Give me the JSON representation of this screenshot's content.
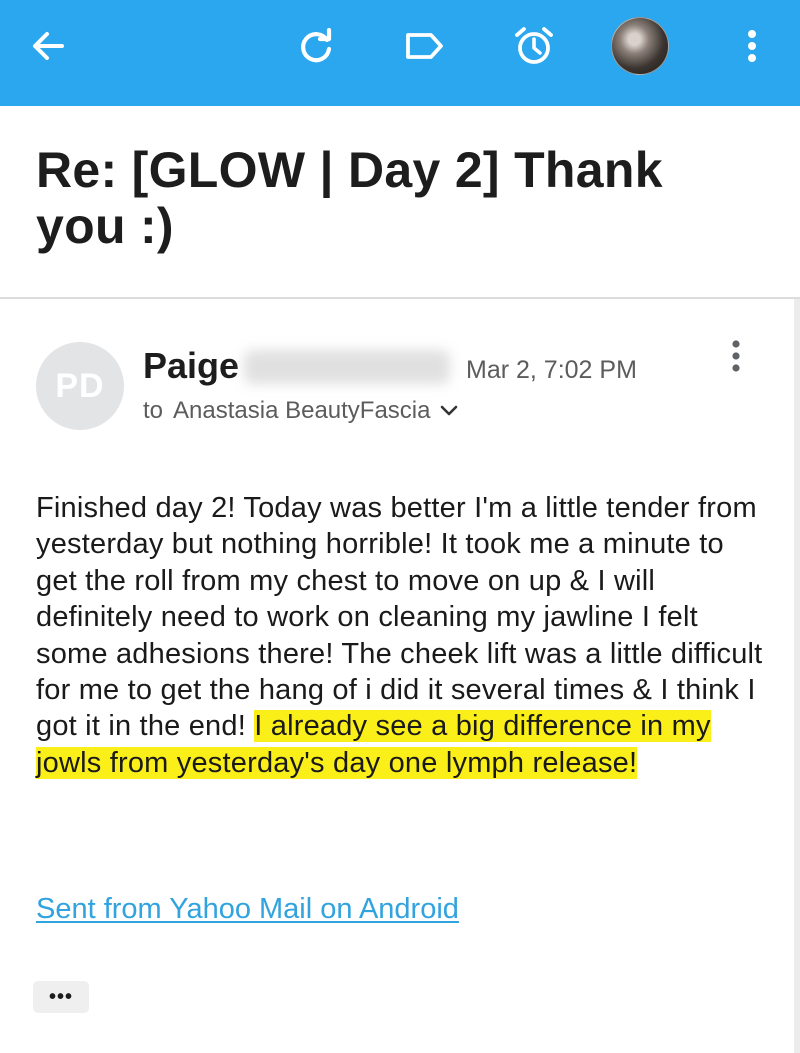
{
  "toolbar": {
    "background": "#2aa7ee",
    "icons": [
      "back-arrow-icon",
      "refresh-icon",
      "label-icon",
      "alarm-icon",
      "profile-photo",
      "more-vert-icon"
    ]
  },
  "message": {
    "subject": "Re: [GLOW | Day 2] Thank you :)",
    "sender": {
      "initials": "PD",
      "first_name": "Paige",
      "date": "Mar 2, 7:02 PM",
      "to_label": "to",
      "recipient": "Anastasia BeautyFascia"
    },
    "body": {
      "text": "Finished day 2! Today was better I'm a little tender from yesterday but nothing horrible! It took me a minute to get the roll from my chest to move on up & I will definitely need to work on cleaning my jawline I felt some adhesions there! The cheek lift was a little difficult for me to get the hang of i did it several times & I think I got it in the end! ",
      "highlighted": "I already see a big difference in my jowls from yesterday's day one lymph release!",
      "highlight_color": "#fbef1a"
    },
    "signature_link": "Sent from Yahoo Mail on Android",
    "link_color": "#31a3de",
    "quoted_toggle": "•••"
  }
}
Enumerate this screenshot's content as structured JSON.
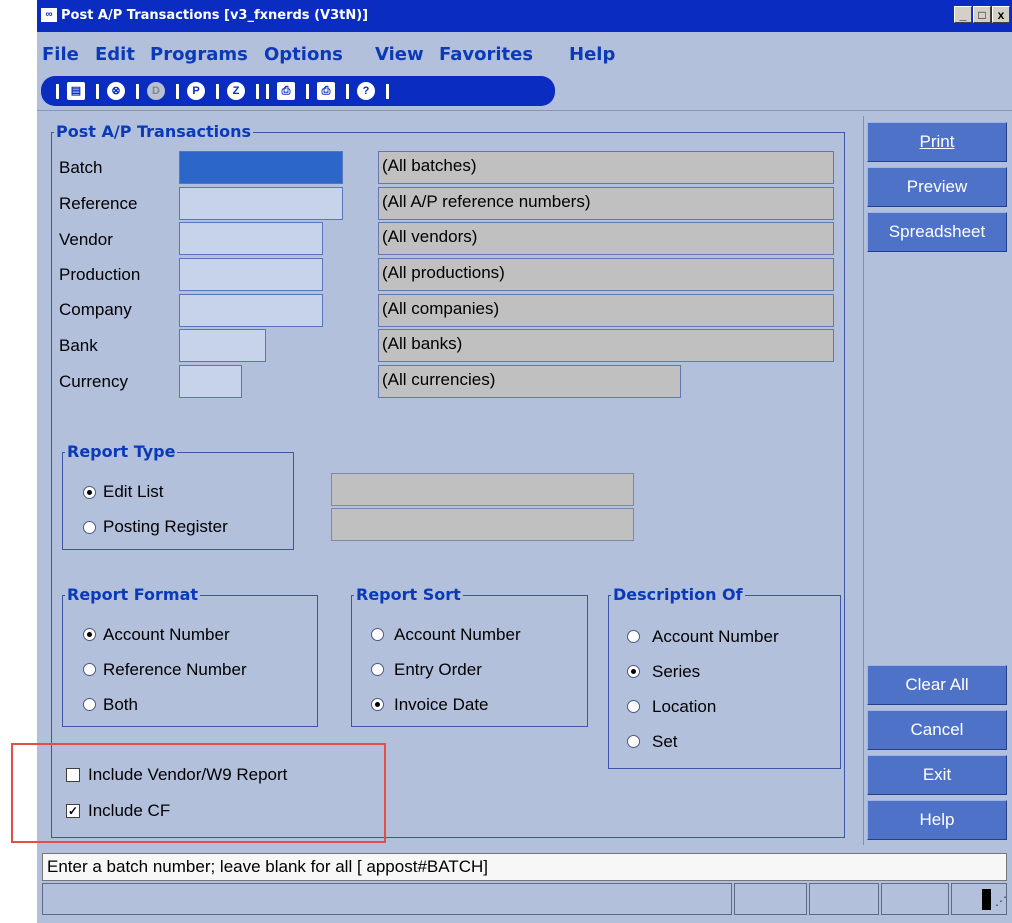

> REQUIRED TASK
Tell how many lines include "this". The number is the whole answer.

> TASK ANSWER
2